(Stored items)
== == ==
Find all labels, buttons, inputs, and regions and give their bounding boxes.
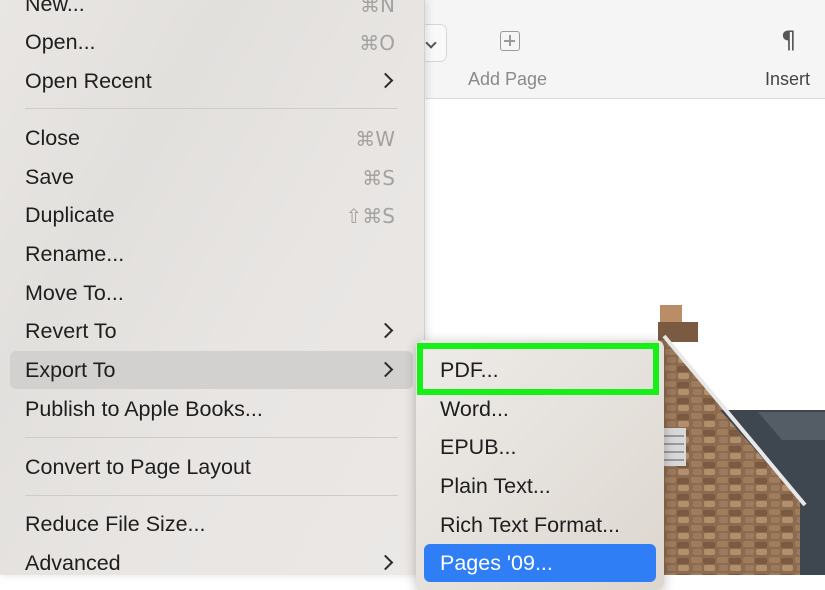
menu-separator: [25, 108, 398, 109]
menu-item-rename[interactable]: Rename...: [10, 235, 413, 273]
menu-item-new[interactable]: New... ⌘N: [10, 0, 413, 23]
menu-item-label: Open Recent: [25, 69, 152, 93]
menu-item-label: Duplicate: [25, 203, 115, 227]
menu-item-open-recent[interactable]: Open Recent: [10, 62, 413, 100]
menu-item-label: Save: [25, 165, 75, 189]
submenu-item-label: EPUB...: [440, 435, 517, 459]
submenu-item-rich-text-format[interactable]: Rich Text Format...: [424, 506, 656, 544]
menu-item-shortcut: ⌘O: [359, 31, 395, 55]
menu-item-publish-apple-books[interactable]: Publish to Apple Books...: [10, 390, 413, 428]
submenu-item-word[interactable]: Word...: [424, 390, 656, 428]
menu-item-advanced[interactable]: Advanced: [10, 544, 413, 582]
file-menu: New... ⌘N Open... ⌘O Open Recent Close ⌘…: [0, 0, 425, 575]
menu-item-label: Publish to Apple Books...: [25, 397, 263, 421]
submenu-item-label: Pages '09...: [440, 551, 553, 575]
menu-item-label: Open...: [25, 30, 96, 54]
chevron-right-icon: [377, 72, 394, 89]
menu-item-shortcut: ⌘W: [355, 127, 395, 151]
menu-separator: [25, 495, 398, 496]
menu-item-duplicate[interactable]: Duplicate ⇧⌘S: [10, 196, 413, 234]
pilcrow-icon[interactable]: ¶: [781, 26, 796, 54]
menu-item-reduce-file-size[interactable]: Reduce File Size...: [10, 505, 413, 543]
menu-item-label: New...: [25, 0, 85, 16]
menu-item-shortcut: ⌘S: [362, 166, 395, 190]
submenu-item-label: Plain Text...: [440, 474, 551, 498]
menu-item-save[interactable]: Save ⌘S: [10, 158, 413, 196]
submenu-item-pages-09[interactable]: Pages '09...: [424, 544, 656, 582]
menu-item-shortcut: ⇧⌘S: [345, 204, 395, 228]
insert-label[interactable]: Insert: [765, 69, 810, 90]
menu-item-label: Move To...: [25, 281, 124, 305]
menu-item-move-to[interactable]: Move To...: [10, 274, 413, 312]
menu-item-revert-to[interactable]: Revert To: [10, 312, 413, 350]
menu-item-convert-page-layout[interactable]: Convert to Page Layout: [10, 448, 413, 486]
menu-item-label: Export To: [25, 358, 116, 382]
menu-item-export-to[interactable]: Export To: [10, 351, 413, 389]
menu-item-label: Advanced: [25, 551, 121, 575]
menu-item-open[interactable]: Open... ⌘O: [10, 23, 413, 61]
add-page-label[interactable]: Add Page: [468, 69, 547, 90]
chevron-right-icon: [377, 554, 394, 571]
menu-separator: [25, 437, 398, 438]
menu-item-label: Revert To: [25, 319, 117, 343]
menu-item-shortcut: ⌘N: [360, 0, 395, 17]
submenu-item-label: Word...: [440, 397, 509, 421]
submenu-item-plain-text[interactable]: Plain Text...: [424, 467, 656, 505]
submenu-item-epub[interactable]: EPUB...: [424, 428, 656, 466]
menu-item-label: Reduce File Size...: [25, 512, 206, 536]
submenu-item-label: Rich Text Format...: [440, 513, 621, 537]
chevron-right-icon: [377, 361, 394, 378]
menu-item-label: Close: [25, 126, 80, 150]
chevron-right-icon: [377, 322, 394, 339]
menu-item-close[interactable]: Close ⌘W: [10, 119, 413, 157]
add-page-icon[interactable]: [500, 31, 520, 51]
menu-item-label: Rename...: [25, 242, 125, 266]
menu-item-label: Convert to Page Layout: [25, 455, 251, 479]
annotation-highlight-box: [417, 343, 659, 395]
== == ==
▶ Written instruction
Count the lines above that contain the string "Revert", treating uppercase and lowercase as different, and reply with the number only.

▶ Output of the task
2